### WORK TO COMPLETE
Produce the listing below again, exactly as shown.

### DATA FOR THIS EXERCISE
--------

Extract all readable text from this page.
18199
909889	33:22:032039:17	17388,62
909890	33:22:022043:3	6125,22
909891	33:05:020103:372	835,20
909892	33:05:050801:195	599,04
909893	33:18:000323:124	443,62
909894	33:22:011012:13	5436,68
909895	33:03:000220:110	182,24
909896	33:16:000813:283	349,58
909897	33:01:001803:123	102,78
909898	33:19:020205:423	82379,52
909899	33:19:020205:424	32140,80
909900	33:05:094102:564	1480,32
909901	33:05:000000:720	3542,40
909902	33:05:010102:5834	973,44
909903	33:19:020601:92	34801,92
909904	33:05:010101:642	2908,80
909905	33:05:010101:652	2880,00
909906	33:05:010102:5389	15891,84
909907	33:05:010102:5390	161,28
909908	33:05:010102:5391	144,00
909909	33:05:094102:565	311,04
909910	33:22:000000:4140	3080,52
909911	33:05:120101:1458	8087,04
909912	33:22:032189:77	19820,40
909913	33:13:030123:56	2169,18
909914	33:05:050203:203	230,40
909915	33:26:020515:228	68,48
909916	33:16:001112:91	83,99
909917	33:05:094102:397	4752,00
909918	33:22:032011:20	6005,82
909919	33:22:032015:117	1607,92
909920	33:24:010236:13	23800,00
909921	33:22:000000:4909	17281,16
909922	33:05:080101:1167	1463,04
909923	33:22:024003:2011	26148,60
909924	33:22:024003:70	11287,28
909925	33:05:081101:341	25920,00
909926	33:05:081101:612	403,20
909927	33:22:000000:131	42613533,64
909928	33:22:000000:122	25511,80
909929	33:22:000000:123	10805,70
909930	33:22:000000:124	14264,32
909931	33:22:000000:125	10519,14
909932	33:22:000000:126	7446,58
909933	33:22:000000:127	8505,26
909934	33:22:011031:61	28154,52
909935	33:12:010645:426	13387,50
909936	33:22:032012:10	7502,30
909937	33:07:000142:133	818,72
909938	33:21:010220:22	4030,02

--------

### SOLUTION TO THIS PROBLEM
Extract all readable text from this page.
18199
909889	33:22:032039:17	17388,62
909890	33:22:022043:3	6125,22
909891	33:05:020103:372	835,20
909892	33:05:050801:195	599,04
909893	33:18:000323:124	443,62
909894	33:22:011012:13	5436,68
909895	33:03:000220:110	182,24
909896	33:16:000813:283	349,58
909897	33:01:001803:123	102,78
909898	33:19:020205:423	82379,52
909899	33:19:020205:424	32140,80
909900	33:05:094102:564	1480,32
909901	33:05:000000:720	3542,40
909902	33:05:010102:5834	973,44
909903	33:19:020601:92	34801,92
909904	33:05:010101:642	2908,80
909905	33:05:010101:652	2880,00
909906	33:05:010102:5389	15891,84
909907	33:05:010102:5390	161,28
909908	33:05:010102:5391	144,00
909909	33:05:094102:565	311,04
909910	33:22:000000:4140	3080,52
909911	33:05:120101:1458	8087,04
909912	33:22:032189:77	19820,40
909913	33:13:030123:56	2169,18
909914	33:05:050203:203	230,40
909915	33:26:020515:228	68,48
909916	33:16:001112:91	83,99
909917	33:05:094102:397	4752,00
909918	33:22:032011:20	6005,82
909919	33:22:032015:117	1607,92
909920	33:24:010236:13	23800,00
909921	33:22:000000:4909	17281,16
909922	33:05:080101:1167	1463,04
909923	33:22:024003:2011	26148,60
909924	33:22:024003:70	11287,28
909925	33:05:081101:341	25920,00
909926	33:05:081101:612	403,20
909927	33:22:000000:131	42613533,64
909928	33:22:000000:122	25511,80
909929	33:22:000000:123	10805,70
909930	33:22:000000:124	14264,32
909931	33:22:000000:125	10519,14
909932	33:22:000000:126	7446,58
909933	33:22:000000:127	8505,26
909934	33:22:011031:61	28154,52
909935	33:12:010645:426	13387,50
909936	33:22:032012:10	7502,30
909937	33:07:000142:133	818,72
909938	33:21:010220:22	4030,02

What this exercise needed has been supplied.